# [Dataset entries on figures]

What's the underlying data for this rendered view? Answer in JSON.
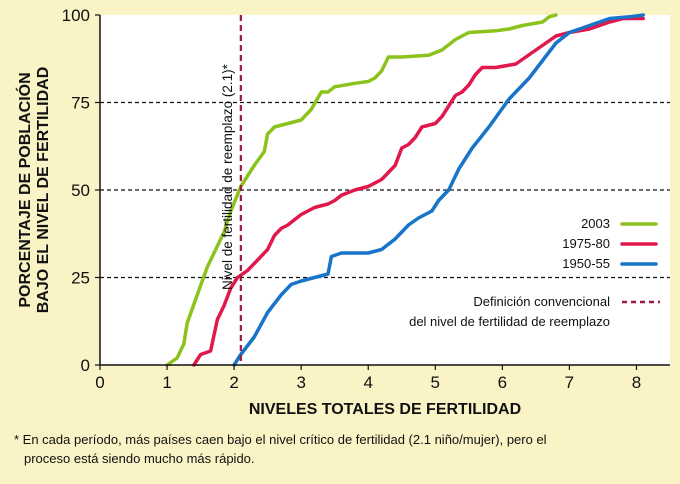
{
  "chart_data": {
    "type": "line",
    "xlabel": "NIVELES TOTALES DE FERTILIDAD",
    "ylabel_lines": [
      "PORCENTAJE DE POBLACIÓN",
      "BAJO EL NIVEL DE FERTILIDAD"
    ],
    "xlim": [
      0,
      8.5
    ],
    "ylim": [
      0,
      100
    ],
    "x_ticks": [
      "0",
      "1",
      "2",
      "3",
      "4",
      "5",
      "6",
      "7",
      "8"
    ],
    "y_ticks": [
      "0",
      "25",
      "50",
      "75",
      "100"
    ],
    "y_grid_dashed": [
      25,
      50,
      75
    ],
    "series": [
      {
        "name": "2003",
        "color": "#8cc21c",
        "points": [
          [
            1.0,
            0
          ],
          [
            1.15,
            2
          ],
          [
            1.25,
            6
          ],
          [
            1.3,
            12
          ],
          [
            1.45,
            20
          ],
          [
            1.6,
            28
          ],
          [
            1.75,
            34
          ],
          [
            1.85,
            38
          ],
          [
            1.95,
            44
          ],
          [
            2.1,
            51
          ],
          [
            2.3,
            57
          ],
          [
            2.45,
            61
          ],
          [
            2.5,
            66
          ],
          [
            2.6,
            68
          ],
          [
            2.8,
            69
          ],
          [
            3.0,
            70
          ],
          [
            3.15,
            73
          ],
          [
            3.3,
            78
          ],
          [
            3.4,
            78
          ],
          [
            3.5,
            79.5
          ],
          [
            3.8,
            80.5
          ],
          [
            4.0,
            81
          ],
          [
            4.1,
            82
          ],
          [
            4.2,
            84
          ],
          [
            4.3,
            88
          ],
          [
            4.5,
            88
          ],
          [
            4.9,
            88.5
          ],
          [
            5.1,
            90
          ],
          [
            5.3,
            93
          ],
          [
            5.5,
            95
          ],
          [
            5.9,
            95.5
          ],
          [
            6.1,
            96
          ],
          [
            6.3,
            97
          ],
          [
            6.6,
            98
          ],
          [
            6.7,
            99.5
          ],
          [
            6.8,
            100
          ]
        ]
      },
      {
        "name": "1975-80",
        "color": "#e0184c",
        "points": [
          [
            1.4,
            0
          ],
          [
            1.5,
            3
          ],
          [
            1.65,
            4
          ],
          [
            1.75,
            13
          ],
          [
            1.85,
            17
          ],
          [
            1.95,
            22
          ],
          [
            2.05,
            25
          ],
          [
            2.2,
            27
          ],
          [
            2.35,
            30
          ],
          [
            2.5,
            33
          ],
          [
            2.6,
            37
          ],
          [
            2.7,
            39
          ],
          [
            2.8,
            40
          ],
          [
            3.0,
            43
          ],
          [
            3.2,
            45
          ],
          [
            3.4,
            46
          ],
          [
            3.5,
            47
          ],
          [
            3.6,
            48.5
          ],
          [
            3.8,
            50
          ],
          [
            4.0,
            51
          ],
          [
            4.2,
            53
          ],
          [
            4.4,
            57
          ],
          [
            4.5,
            62
          ],
          [
            4.6,
            63
          ],
          [
            4.7,
            65
          ],
          [
            4.8,
            68
          ],
          [
            5.0,
            69
          ],
          [
            5.1,
            71
          ],
          [
            5.2,
            74
          ],
          [
            5.3,
            77
          ],
          [
            5.4,
            78
          ],
          [
            5.5,
            80
          ],
          [
            5.6,
            83
          ],
          [
            5.7,
            85
          ],
          [
            5.9,
            85
          ],
          [
            6.2,
            86
          ],
          [
            6.5,
            90
          ],
          [
            6.8,
            94
          ],
          [
            7.0,
            95
          ],
          [
            7.3,
            96
          ],
          [
            7.6,
            98
          ],
          [
            7.8,
            99
          ],
          [
            8.0,
            99
          ],
          [
            8.1,
            99
          ]
        ]
      },
      {
        "name": "1950-55",
        "color": "#1774c8",
        "points": [
          [
            2.0,
            0
          ],
          [
            2.1,
            3
          ],
          [
            2.3,
            8
          ],
          [
            2.5,
            15
          ],
          [
            2.7,
            20
          ],
          [
            2.85,
            23
          ],
          [
            3.0,
            24
          ],
          [
            3.2,
            25
          ],
          [
            3.4,
            26
          ],
          [
            3.45,
            31
          ],
          [
            3.6,
            32
          ],
          [
            4.0,
            32
          ],
          [
            4.2,
            33
          ],
          [
            4.4,
            36
          ],
          [
            4.6,
            40
          ],
          [
            4.75,
            42
          ],
          [
            4.95,
            44
          ],
          [
            5.05,
            47
          ],
          [
            5.2,
            50
          ],
          [
            5.35,
            56
          ],
          [
            5.55,
            62
          ],
          [
            5.8,
            68
          ],
          [
            5.95,
            72
          ],
          [
            6.1,
            76
          ],
          [
            6.2,
            78
          ],
          [
            6.4,
            82
          ],
          [
            6.6,
            87
          ],
          [
            6.8,
            92
          ],
          [
            7.0,
            95
          ],
          [
            7.3,
            97
          ],
          [
            7.6,
            99
          ],
          [
            7.9,
            99.5
          ],
          [
            8.1,
            100
          ]
        ]
      }
    ],
    "reference_line": {
      "x": 2.1,
      "color": "#a0173f",
      "label": "Nivel de fertilidad de reemplazo (2.1)*"
    },
    "legend": {
      "placement": "bottom-right",
      "items": [
        {
          "label": "2003",
          "color": "#8cc21c"
        },
        {
          "label": "1975-80",
          "color": "#e0184c"
        },
        {
          "label": "1950-55",
          "color": "#1774c8"
        }
      ],
      "definition_lines": [
        "Definición convencional",
        "del nivel de fertilidad de reemplazo"
      ],
      "definition_color": "#a0173f"
    }
  },
  "footnote": {
    "line1": "* En cada período, más países caen bajo el nivel crítico de fertilidad (2.1 niño/mujer), pero el",
    "line2": "proceso está siendo mucho más rápido."
  }
}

# [PROMPT]
Working from the material above, transcribe it exactly while omitting pictures.

# [OUTPUT OF THE TASK]
What's the underlying data for this rendered view? Answer in JSON.
{
  "chart_data": {
    "type": "line",
    "xlabel": "NIVELES TOTALES DE FERTILIDAD",
    "ylabel_lines": [
      "PORCENTAJE DE POBLACIÓN",
      "BAJO EL NIVEL DE FERTILIDAD"
    ],
    "xlim": [
      0,
      8.5
    ],
    "ylim": [
      0,
      100
    ],
    "x_ticks": [
      "0",
      "1",
      "2",
      "3",
      "4",
      "5",
      "6",
      "7",
      "8"
    ],
    "y_ticks": [
      "0",
      "25",
      "50",
      "75",
      "100"
    ],
    "y_grid_dashed": [
      25,
      50,
      75
    ],
    "series": [
      {
        "name": "2003",
        "color": "#8cc21c",
        "points": [
          [
            1.0,
            0
          ],
          [
            1.15,
            2
          ],
          [
            1.25,
            6
          ],
          [
            1.3,
            12
          ],
          [
            1.45,
            20
          ],
          [
            1.6,
            28
          ],
          [
            1.75,
            34
          ],
          [
            1.85,
            38
          ],
          [
            1.95,
            44
          ],
          [
            2.1,
            51
          ],
          [
            2.3,
            57
          ],
          [
            2.45,
            61
          ],
          [
            2.5,
            66
          ],
          [
            2.6,
            68
          ],
          [
            2.8,
            69
          ],
          [
            3.0,
            70
          ],
          [
            3.15,
            73
          ],
          [
            3.3,
            78
          ],
          [
            3.4,
            78
          ],
          [
            3.5,
            79.5
          ],
          [
            3.8,
            80.5
          ],
          [
            4.0,
            81
          ],
          [
            4.1,
            82
          ],
          [
            4.2,
            84
          ],
          [
            4.3,
            88
          ],
          [
            4.5,
            88
          ],
          [
            4.9,
            88.5
          ],
          [
            5.1,
            90
          ],
          [
            5.3,
            93
          ],
          [
            5.5,
            95
          ],
          [
            5.9,
            95.5
          ],
          [
            6.1,
            96
          ],
          [
            6.3,
            97
          ],
          [
            6.6,
            98
          ],
          [
            6.7,
            99.5
          ],
          [
            6.8,
            100
          ]
        ]
      },
      {
        "name": "1975-80",
        "color": "#e0184c",
        "points": [
          [
            1.4,
            0
          ],
          [
            1.5,
            3
          ],
          [
            1.65,
            4
          ],
          [
            1.75,
            13
          ],
          [
            1.85,
            17
          ],
          [
            1.95,
            22
          ],
          [
            2.05,
            25
          ],
          [
            2.2,
            27
          ],
          [
            2.35,
            30
          ],
          [
            2.5,
            33
          ],
          [
            2.6,
            37
          ],
          [
            2.7,
            39
          ],
          [
            2.8,
            40
          ],
          [
            3.0,
            43
          ],
          [
            3.2,
            45
          ],
          [
            3.4,
            46
          ],
          [
            3.5,
            47
          ],
          [
            3.6,
            48.5
          ],
          [
            3.8,
            50
          ],
          [
            4.0,
            51
          ],
          [
            4.2,
            53
          ],
          [
            4.4,
            57
          ],
          [
            4.5,
            62
          ],
          [
            4.6,
            63
          ],
          [
            4.7,
            65
          ],
          [
            4.8,
            68
          ],
          [
            5.0,
            69
          ],
          [
            5.1,
            71
          ],
          [
            5.2,
            74
          ],
          [
            5.3,
            77
          ],
          [
            5.4,
            78
          ],
          [
            5.5,
            80
          ],
          [
            5.6,
            83
          ],
          [
            5.7,
            85
          ],
          [
            5.9,
            85
          ],
          [
            6.2,
            86
          ],
          [
            6.5,
            90
          ],
          [
            6.8,
            94
          ],
          [
            7.0,
            95
          ],
          [
            7.3,
            96
          ],
          [
            7.6,
            98
          ],
          [
            7.8,
            99
          ],
          [
            8.0,
            99
          ],
          [
            8.1,
            99
          ]
        ]
      },
      {
        "name": "1950-55",
        "color": "#1774c8",
        "points": [
          [
            2.0,
            0
          ],
          [
            2.1,
            3
          ],
          [
            2.3,
            8
          ],
          [
            2.5,
            15
          ],
          [
            2.7,
            20
          ],
          [
            2.85,
            23
          ],
          [
            3.0,
            24
          ],
          [
            3.2,
            25
          ],
          [
            3.4,
            26
          ],
          [
            3.45,
            31
          ],
          [
            3.6,
            32
          ],
          [
            4.0,
            32
          ],
          [
            4.2,
            33
          ],
          [
            4.4,
            36
          ],
          [
            4.6,
            40
          ],
          [
            4.75,
            42
          ],
          [
            4.95,
            44
          ],
          [
            5.05,
            47
          ],
          [
            5.2,
            50
          ],
          [
            5.35,
            56
          ],
          [
            5.55,
            62
          ],
          [
            5.8,
            68
          ],
          [
            5.95,
            72
          ],
          [
            6.1,
            76
          ],
          [
            6.2,
            78
          ],
          [
            6.4,
            82
          ],
          [
            6.6,
            87
          ],
          [
            6.8,
            92
          ],
          [
            7.0,
            95
          ],
          [
            7.3,
            97
          ],
          [
            7.6,
            99
          ],
          [
            7.9,
            99.5
          ],
          [
            8.1,
            100
          ]
        ]
      }
    ],
    "reference_line": {
      "x": 2.1,
      "color": "#a0173f",
      "label": "Nivel de fertilidad de reemplazo (2.1)*"
    },
    "legend": {
      "placement": "bottom-right",
      "items": [
        {
          "label": "2003",
          "color": "#8cc21c"
        },
        {
          "label": "1975-80",
          "color": "#e0184c"
        },
        {
          "label": "1950-55",
          "color": "#1774c8"
        }
      ],
      "definition_lines": [
        "Definición convencional",
        "del nivel de fertilidad de reemplazo"
      ],
      "definition_color": "#a0173f"
    }
  },
  "footnote": {
    "line1": "* En cada período, más países caen bajo el nivel crítico de fertilidad (2.1 niño/mujer), pero el",
    "line2": "proceso está siendo mucho más rápido."
  }
}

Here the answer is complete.